- **Directions for this task**
In the material below, find every line with "Fortgezogene" and pull it out.

- **Record extracts**
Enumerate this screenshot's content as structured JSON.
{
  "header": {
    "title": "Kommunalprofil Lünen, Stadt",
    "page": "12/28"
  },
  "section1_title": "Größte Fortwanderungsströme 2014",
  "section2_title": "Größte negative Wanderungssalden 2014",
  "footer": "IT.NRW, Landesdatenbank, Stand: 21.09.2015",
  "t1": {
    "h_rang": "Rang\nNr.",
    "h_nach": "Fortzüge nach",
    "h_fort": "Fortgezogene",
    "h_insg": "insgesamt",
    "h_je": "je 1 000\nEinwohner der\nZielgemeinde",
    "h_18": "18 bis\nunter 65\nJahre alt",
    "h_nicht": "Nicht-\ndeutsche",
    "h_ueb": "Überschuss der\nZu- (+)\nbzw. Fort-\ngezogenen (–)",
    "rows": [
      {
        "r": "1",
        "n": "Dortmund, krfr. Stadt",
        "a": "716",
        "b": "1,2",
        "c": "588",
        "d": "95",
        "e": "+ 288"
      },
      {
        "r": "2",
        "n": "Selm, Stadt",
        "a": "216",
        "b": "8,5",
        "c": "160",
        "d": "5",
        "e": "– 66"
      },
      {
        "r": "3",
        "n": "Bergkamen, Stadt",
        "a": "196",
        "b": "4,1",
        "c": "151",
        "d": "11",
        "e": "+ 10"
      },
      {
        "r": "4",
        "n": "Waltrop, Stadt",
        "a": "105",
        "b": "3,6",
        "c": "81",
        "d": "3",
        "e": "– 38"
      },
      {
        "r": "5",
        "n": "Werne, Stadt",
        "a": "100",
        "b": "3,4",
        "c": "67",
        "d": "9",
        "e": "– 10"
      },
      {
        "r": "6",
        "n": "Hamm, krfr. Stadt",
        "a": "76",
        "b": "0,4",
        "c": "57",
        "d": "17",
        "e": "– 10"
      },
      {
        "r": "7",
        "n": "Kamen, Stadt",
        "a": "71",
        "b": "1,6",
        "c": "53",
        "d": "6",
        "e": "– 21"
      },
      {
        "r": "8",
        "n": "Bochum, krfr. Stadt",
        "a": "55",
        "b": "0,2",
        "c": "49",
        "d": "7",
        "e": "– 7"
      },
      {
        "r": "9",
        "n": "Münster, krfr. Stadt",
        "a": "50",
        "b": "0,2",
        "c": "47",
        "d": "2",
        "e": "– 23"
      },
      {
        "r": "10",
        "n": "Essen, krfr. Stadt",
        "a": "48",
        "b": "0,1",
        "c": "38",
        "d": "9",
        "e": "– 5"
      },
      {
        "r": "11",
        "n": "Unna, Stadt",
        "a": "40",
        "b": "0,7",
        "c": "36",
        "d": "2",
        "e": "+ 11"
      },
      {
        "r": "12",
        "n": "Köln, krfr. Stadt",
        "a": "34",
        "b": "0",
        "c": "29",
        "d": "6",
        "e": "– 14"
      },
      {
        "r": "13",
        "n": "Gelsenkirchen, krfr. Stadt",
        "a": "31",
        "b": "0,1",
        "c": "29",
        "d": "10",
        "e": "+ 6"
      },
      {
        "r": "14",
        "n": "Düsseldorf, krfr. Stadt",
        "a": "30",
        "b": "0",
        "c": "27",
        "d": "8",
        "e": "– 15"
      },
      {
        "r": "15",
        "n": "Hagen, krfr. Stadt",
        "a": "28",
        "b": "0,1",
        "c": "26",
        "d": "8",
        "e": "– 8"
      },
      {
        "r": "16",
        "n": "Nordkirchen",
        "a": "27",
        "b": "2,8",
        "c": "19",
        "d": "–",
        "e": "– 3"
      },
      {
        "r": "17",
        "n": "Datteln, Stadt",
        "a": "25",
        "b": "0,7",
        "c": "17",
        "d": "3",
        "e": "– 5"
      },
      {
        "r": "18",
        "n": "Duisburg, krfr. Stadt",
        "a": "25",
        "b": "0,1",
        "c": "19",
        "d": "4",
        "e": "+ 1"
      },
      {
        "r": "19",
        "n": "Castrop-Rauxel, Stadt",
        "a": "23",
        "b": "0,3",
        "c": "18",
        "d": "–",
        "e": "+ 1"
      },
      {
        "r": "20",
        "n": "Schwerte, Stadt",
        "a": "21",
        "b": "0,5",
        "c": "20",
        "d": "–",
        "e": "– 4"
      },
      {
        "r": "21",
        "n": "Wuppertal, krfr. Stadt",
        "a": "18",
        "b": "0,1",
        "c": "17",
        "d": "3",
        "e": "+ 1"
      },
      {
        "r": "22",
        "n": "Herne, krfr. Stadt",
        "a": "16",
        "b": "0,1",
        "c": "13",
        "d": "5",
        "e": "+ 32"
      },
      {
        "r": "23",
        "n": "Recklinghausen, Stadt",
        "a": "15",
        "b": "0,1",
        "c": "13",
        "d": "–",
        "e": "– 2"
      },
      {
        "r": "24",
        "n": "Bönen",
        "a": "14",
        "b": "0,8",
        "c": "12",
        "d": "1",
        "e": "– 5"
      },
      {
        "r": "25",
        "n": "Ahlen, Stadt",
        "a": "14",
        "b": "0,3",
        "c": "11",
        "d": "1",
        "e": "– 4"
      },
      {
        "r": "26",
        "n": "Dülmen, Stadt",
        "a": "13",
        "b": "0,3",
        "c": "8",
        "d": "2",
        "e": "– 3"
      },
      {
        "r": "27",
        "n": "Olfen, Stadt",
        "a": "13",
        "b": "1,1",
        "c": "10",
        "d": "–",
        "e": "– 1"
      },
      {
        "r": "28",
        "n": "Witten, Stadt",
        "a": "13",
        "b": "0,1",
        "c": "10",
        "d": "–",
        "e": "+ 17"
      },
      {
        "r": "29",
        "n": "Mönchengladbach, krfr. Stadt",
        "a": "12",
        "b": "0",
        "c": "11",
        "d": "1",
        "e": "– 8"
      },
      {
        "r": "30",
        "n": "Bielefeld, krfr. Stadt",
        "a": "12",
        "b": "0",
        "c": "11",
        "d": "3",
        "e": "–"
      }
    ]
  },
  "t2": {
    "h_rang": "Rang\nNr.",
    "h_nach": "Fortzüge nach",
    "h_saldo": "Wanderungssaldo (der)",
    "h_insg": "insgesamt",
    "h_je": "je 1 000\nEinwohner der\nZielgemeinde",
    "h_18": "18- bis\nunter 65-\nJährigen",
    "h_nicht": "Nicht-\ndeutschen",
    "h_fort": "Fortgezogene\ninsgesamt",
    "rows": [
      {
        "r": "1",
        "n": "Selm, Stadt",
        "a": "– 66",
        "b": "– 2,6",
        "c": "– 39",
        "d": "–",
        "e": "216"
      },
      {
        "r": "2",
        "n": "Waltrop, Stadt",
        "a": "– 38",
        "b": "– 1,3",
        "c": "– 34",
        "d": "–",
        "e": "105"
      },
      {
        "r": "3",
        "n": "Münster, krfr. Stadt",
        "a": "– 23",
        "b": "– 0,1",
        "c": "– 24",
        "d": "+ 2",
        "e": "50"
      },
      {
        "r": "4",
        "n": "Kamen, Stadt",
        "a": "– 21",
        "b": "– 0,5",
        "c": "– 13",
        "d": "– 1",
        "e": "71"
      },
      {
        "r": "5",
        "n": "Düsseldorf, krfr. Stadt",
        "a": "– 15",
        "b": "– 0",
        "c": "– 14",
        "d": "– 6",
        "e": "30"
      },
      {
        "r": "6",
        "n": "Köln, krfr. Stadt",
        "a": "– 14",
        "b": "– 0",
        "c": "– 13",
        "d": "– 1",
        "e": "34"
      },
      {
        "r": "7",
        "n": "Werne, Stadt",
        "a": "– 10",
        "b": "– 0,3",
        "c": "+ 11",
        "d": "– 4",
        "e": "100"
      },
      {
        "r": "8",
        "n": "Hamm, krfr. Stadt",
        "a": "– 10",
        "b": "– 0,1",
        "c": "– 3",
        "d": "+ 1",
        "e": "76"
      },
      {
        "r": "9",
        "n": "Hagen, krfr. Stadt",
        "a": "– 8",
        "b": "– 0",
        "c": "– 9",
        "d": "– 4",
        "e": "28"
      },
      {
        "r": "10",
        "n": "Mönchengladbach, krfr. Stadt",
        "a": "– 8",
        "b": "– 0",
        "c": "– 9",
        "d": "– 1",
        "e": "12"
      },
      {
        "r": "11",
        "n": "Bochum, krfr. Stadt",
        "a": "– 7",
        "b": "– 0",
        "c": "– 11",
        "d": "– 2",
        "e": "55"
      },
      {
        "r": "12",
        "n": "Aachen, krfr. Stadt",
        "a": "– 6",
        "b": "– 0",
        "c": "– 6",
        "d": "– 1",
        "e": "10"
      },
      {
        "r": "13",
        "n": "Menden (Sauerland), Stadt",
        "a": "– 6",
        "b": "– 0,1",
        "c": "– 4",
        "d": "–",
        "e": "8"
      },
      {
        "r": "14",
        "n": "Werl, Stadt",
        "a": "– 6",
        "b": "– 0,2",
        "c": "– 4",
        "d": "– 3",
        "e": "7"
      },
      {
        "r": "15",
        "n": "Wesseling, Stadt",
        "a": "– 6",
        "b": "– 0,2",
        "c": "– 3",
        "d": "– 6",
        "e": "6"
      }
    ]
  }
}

- **Finished exercise**
    "h_fort": "Fortgezogene",
    "h_fort": "Fortgezogene\ninsgesamt",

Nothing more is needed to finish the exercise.